From the entries provided below, copy each line that contains the word "inset".

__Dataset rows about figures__
--

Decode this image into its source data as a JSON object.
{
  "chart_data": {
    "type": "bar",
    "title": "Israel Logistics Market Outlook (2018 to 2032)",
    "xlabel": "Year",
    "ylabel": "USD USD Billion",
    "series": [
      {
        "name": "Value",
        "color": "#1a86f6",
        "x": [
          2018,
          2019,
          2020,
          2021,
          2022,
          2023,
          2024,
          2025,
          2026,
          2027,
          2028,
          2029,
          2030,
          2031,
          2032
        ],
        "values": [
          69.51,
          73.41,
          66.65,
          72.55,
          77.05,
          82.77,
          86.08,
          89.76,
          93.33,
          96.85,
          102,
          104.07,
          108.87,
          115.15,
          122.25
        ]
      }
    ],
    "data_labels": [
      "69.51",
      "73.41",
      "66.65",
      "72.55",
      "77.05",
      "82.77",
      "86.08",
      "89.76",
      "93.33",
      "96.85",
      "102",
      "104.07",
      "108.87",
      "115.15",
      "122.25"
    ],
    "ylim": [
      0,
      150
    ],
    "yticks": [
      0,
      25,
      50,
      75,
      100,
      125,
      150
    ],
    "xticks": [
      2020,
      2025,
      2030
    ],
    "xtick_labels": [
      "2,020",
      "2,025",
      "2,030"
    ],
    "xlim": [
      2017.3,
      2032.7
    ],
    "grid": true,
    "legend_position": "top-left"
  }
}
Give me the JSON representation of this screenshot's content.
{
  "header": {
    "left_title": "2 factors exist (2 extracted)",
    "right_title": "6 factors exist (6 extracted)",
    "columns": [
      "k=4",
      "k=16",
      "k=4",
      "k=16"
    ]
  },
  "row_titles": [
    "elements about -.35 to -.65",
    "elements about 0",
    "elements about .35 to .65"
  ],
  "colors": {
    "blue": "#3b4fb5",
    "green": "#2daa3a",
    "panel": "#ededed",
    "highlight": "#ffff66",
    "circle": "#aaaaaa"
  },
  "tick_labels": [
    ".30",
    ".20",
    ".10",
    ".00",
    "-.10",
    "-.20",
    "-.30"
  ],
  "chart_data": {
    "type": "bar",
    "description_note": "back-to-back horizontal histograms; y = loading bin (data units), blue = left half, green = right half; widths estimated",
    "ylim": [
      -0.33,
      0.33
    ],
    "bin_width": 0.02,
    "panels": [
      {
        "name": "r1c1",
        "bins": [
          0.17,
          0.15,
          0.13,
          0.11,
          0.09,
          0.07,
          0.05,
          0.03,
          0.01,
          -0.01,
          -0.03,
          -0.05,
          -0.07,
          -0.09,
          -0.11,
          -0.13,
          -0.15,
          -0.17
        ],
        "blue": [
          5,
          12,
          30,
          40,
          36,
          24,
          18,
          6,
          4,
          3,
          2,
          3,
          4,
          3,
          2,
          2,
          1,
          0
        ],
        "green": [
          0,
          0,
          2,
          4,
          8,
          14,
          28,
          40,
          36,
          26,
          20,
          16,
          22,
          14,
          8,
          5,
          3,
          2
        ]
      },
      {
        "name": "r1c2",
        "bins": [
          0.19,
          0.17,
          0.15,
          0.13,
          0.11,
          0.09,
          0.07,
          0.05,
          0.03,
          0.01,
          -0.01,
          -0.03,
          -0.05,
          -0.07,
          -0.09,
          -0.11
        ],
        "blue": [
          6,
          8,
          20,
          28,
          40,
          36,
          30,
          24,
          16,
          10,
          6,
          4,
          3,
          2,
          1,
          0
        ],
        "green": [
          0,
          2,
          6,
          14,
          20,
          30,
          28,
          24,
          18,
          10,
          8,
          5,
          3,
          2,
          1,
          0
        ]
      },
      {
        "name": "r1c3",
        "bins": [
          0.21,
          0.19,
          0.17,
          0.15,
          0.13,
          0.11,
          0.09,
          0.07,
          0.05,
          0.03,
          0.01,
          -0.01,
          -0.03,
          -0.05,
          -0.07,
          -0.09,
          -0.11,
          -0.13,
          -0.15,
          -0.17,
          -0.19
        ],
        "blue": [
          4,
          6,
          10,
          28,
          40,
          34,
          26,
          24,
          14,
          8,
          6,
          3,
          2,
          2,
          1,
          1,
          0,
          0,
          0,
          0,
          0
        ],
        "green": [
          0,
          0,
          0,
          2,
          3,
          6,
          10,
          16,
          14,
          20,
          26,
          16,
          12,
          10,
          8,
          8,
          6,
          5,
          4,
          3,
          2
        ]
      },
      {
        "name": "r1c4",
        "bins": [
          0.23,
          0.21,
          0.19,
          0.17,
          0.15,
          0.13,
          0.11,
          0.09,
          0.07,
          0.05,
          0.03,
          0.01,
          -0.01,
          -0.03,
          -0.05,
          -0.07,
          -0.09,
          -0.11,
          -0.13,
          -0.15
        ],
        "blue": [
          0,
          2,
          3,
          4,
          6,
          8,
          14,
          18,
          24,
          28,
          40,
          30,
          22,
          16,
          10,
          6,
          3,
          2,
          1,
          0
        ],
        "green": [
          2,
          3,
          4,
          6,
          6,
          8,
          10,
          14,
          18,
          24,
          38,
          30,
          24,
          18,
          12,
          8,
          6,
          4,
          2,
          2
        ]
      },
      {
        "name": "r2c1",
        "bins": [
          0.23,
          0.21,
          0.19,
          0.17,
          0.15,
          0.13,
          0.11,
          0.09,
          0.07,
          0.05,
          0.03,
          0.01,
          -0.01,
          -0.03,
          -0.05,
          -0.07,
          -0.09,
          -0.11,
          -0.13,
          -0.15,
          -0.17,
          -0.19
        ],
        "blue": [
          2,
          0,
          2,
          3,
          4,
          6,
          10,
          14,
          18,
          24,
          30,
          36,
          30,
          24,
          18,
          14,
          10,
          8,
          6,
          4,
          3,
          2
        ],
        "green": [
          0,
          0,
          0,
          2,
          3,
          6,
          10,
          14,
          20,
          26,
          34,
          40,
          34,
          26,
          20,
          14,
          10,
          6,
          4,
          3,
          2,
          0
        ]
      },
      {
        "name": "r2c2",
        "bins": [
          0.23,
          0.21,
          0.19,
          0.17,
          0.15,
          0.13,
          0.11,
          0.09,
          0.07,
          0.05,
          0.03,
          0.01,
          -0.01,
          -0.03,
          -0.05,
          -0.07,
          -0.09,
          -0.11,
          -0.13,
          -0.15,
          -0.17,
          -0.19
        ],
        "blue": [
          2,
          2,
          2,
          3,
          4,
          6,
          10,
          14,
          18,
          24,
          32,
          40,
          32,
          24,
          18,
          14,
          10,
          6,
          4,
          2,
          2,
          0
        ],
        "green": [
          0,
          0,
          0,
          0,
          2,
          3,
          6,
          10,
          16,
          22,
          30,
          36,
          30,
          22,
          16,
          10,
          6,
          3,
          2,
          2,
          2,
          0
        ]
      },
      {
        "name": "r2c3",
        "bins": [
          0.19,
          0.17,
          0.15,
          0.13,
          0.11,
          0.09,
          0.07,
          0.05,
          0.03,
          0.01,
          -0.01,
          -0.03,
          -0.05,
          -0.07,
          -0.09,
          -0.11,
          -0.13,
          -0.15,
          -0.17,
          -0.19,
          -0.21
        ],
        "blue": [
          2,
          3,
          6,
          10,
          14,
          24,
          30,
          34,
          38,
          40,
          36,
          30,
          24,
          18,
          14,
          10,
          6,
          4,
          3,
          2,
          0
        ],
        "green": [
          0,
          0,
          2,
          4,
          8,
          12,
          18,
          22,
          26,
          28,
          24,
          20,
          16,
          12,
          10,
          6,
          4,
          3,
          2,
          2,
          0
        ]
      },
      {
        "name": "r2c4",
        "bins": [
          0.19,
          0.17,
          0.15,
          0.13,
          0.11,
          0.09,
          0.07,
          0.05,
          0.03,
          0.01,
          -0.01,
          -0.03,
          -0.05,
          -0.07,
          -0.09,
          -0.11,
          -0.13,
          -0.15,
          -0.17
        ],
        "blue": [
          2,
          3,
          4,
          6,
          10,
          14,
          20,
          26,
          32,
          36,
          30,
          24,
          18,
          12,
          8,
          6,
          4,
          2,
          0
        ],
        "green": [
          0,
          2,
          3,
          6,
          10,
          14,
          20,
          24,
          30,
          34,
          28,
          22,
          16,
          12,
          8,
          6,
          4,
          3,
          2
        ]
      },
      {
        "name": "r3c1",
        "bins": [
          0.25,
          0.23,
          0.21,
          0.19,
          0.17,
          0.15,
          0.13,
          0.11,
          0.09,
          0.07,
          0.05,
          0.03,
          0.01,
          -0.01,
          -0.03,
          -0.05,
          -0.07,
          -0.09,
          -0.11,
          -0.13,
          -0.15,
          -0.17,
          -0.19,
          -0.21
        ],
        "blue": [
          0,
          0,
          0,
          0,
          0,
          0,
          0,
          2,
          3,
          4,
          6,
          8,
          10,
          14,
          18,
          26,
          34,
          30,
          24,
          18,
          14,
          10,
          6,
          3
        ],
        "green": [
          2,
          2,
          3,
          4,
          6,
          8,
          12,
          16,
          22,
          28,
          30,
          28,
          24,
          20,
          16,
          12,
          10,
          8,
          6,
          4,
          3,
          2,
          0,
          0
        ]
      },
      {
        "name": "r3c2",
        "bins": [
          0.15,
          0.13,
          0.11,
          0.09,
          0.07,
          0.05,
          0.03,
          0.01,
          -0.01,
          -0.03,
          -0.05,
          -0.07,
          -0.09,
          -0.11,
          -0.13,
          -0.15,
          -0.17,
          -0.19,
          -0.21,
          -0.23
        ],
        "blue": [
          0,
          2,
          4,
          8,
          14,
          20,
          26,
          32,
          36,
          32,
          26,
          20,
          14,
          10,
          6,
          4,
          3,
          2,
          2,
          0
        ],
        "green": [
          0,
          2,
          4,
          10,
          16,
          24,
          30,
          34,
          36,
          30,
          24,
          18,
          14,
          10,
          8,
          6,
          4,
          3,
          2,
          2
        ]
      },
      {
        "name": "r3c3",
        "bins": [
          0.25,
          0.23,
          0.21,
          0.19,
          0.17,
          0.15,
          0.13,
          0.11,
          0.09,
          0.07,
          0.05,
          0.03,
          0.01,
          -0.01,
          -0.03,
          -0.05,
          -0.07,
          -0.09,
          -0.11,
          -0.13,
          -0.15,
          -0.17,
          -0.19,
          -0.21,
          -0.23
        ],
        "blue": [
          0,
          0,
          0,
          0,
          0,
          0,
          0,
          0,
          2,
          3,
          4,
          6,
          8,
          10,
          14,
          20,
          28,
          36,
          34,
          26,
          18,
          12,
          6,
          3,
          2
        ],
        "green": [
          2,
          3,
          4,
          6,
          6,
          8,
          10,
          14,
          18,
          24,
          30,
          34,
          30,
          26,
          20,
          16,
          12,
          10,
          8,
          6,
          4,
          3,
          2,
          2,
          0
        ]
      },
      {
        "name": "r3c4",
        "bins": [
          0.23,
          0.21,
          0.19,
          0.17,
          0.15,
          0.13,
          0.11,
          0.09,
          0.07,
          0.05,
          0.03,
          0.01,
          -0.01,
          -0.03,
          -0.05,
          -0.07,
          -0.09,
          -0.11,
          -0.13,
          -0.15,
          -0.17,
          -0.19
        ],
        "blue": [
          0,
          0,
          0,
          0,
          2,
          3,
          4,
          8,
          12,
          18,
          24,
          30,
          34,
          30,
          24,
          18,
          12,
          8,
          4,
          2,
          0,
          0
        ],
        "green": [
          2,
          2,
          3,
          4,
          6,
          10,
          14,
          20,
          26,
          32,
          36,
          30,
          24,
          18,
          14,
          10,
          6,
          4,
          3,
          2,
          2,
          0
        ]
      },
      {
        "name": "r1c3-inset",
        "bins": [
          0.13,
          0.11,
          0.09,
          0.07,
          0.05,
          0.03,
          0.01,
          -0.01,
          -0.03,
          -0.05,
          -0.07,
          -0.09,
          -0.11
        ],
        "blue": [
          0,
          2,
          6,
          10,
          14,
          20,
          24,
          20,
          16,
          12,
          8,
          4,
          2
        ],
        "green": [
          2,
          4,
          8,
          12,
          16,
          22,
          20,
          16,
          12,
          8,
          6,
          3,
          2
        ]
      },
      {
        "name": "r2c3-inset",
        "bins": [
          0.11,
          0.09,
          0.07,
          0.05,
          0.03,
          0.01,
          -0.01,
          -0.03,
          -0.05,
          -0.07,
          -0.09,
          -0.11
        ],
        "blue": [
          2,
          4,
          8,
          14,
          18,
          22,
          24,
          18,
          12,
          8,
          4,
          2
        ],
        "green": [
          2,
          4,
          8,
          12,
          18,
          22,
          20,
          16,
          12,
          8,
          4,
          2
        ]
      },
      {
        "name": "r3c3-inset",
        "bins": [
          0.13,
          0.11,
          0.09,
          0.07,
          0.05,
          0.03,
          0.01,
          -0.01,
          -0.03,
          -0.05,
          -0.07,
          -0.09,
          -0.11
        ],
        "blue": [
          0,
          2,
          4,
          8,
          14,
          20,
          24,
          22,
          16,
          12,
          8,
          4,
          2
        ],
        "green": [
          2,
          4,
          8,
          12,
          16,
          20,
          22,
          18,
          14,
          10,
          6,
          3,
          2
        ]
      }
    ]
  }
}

--

__Output of the task__
        "name": "r1c3-inset",
        "name": "r2c3-inset",
        "name": "r3c3-inset",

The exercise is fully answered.